### EXCERPTED RECORDS
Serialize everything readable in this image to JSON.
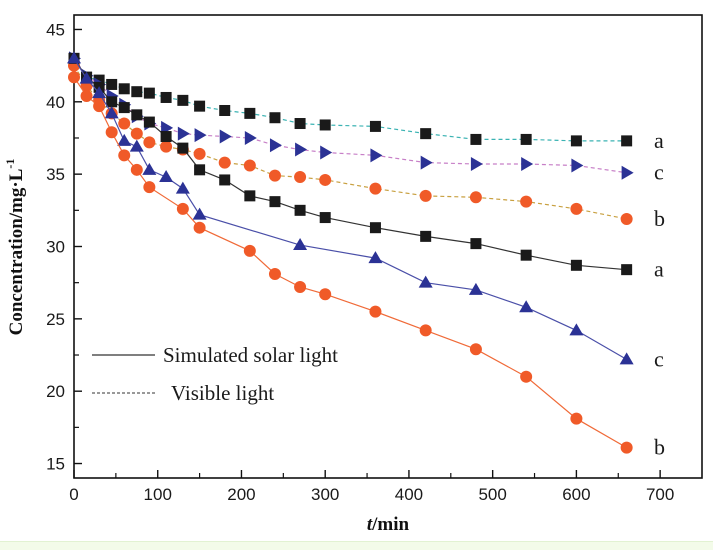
{
  "chart_data": {
    "type": "line",
    "title": "",
    "xlabel_italic": "t",
    "xlabel_rest": "/min",
    "ylabel": "Concentration/mg·L",
    "ylabel_sup": "-1",
    "xlim": [
      0,
      750
    ],
    "ylim": [
      14,
      46
    ],
    "xticks": [
      0,
      100,
      200,
      300,
      400,
      500,
      600,
      700
    ],
    "xticks_minor": [
      50,
      150,
      250,
      350,
      450,
      550,
      650
    ],
    "yticks": [
      15,
      20,
      25,
      30,
      35,
      40,
      45
    ],
    "yticks_minor": [
      17.5,
      22.5,
      27.5,
      32.5,
      37.5,
      42.5
    ],
    "grid": false,
    "legend": {
      "placement": "lower-left",
      "entries": [
        {
          "label": "Simulated solar light",
          "style": "solid"
        },
        {
          "label": "Visible light",
          "style": "dashed"
        }
      ]
    },
    "series": [
      {
        "name": "a (visible light)",
        "label": "a",
        "line": "dashed",
        "marker": "square",
        "marker_color": "#1a1a1a",
        "line_color": "#3bb3b3",
        "x": [
          0,
          15,
          30,
          45,
          60,
          75,
          90,
          110,
          130,
          150,
          180,
          210,
          240,
          270,
          300,
          360,
          420,
          480,
          540,
          600,
          660
        ],
        "y": [
          43.0,
          41.7,
          41.5,
          41.2,
          40.9,
          40.7,
          40.6,
          40.3,
          40.1,
          39.7,
          39.4,
          39.2,
          38.9,
          38.5,
          38.4,
          38.3,
          37.8,
          37.4,
          37.4,
          37.3,
          37.3
        ]
      },
      {
        "name": "c (visible light)",
        "label": "c",
        "line": "dashed",
        "marker": "triangle-right",
        "marker_color": "#2b3295",
        "line_color": "#c77fc7",
        "x": [
          0,
          15,
          30,
          45,
          60,
          75,
          90,
          110,
          130,
          150,
          180,
          210,
          240,
          270,
          300,
          360,
          420,
          480,
          540,
          600,
          660
        ],
        "y": [
          43.0,
          41.8,
          41.2,
          40.4,
          39.8,
          39.0,
          38.5,
          38.2,
          37.8,
          37.7,
          37.6,
          37.5,
          37.0,
          36.7,
          36.5,
          36.3,
          35.8,
          35.7,
          35.7,
          35.6,
          35.1
        ]
      },
      {
        "name": "b (visible light)",
        "label": "b",
        "line": "dashed",
        "marker": "circle",
        "marker_color": "#f05a28",
        "line_color": "#c8a040",
        "x": [
          0,
          15,
          30,
          45,
          60,
          75,
          90,
          110,
          130,
          150,
          180,
          210,
          240,
          270,
          300,
          360,
          420,
          480,
          540,
          600,
          660
        ],
        "y": [
          42.5,
          41.1,
          40.1,
          39.2,
          38.5,
          37.8,
          37.2,
          36.9,
          36.7,
          36.4,
          35.8,
          35.6,
          34.9,
          34.8,
          34.6,
          34.0,
          33.5,
          33.4,
          33.1,
          32.6,
          31.9
        ]
      },
      {
        "name": "a (simulated solar light)",
        "label": "a",
        "line": "solid",
        "marker": "square",
        "marker_color": "#1a1a1a",
        "line_color": "#333333",
        "x": [
          0,
          15,
          30,
          45,
          60,
          75,
          90,
          110,
          130,
          150,
          180,
          210,
          240,
          270,
          300,
          360,
          420,
          480,
          540,
          600,
          660
        ],
        "y": [
          43.0,
          41.7,
          41.0,
          40.0,
          39.6,
          39.1,
          38.6,
          37.6,
          36.8,
          35.3,
          34.6,
          33.5,
          33.1,
          32.5,
          32.0,
          31.3,
          30.7,
          30.2,
          29.4,
          28.7,
          28.4
        ]
      },
      {
        "name": "c (simulated solar light)",
        "label": "c",
        "line": "solid",
        "marker": "triangle-up",
        "marker_color": "#2b3295",
        "line_color": "#4a4fa8",
        "x": [
          0,
          15,
          30,
          45,
          60,
          75,
          90,
          110,
          130,
          150,
          270,
          360,
          420,
          480,
          540,
          600,
          660
        ],
        "y": [
          43.0,
          41.6,
          40.6,
          39.2,
          37.3,
          36.9,
          35.3,
          34.8,
          34.0,
          32.2,
          30.1,
          29.2,
          27.5,
          27.0,
          25.8,
          24.2,
          22.2
        ]
      },
      {
        "name": "b (simulated solar light)",
        "label": "b",
        "line": "solid",
        "marker": "circle",
        "marker_color": "#f05a28",
        "line_color": "#f06a38",
        "x": [
          0,
          15,
          30,
          45,
          60,
          75,
          90,
          130,
          150,
          210,
          240,
          270,
          300,
          360,
          420,
          480,
          540,
          600,
          660
        ],
        "y": [
          41.7,
          40.4,
          39.7,
          37.9,
          36.3,
          35.3,
          34.1,
          32.6,
          31.3,
          29.7,
          28.1,
          27.2,
          26.7,
          25.5,
          24.2,
          22.9,
          21.0,
          18.1,
          16.1
        ]
      }
    ]
  }
}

### WHAT TO PRODUCE
Locate the word "solar" in the data above. Copy every line carrying it.

### CORRECT RESULT
          "label": "Simulated solar light",
        "name": "a (simulated solar light)",
        "name": "c (simulated solar light)",
        "name": "b (simulated solar light)",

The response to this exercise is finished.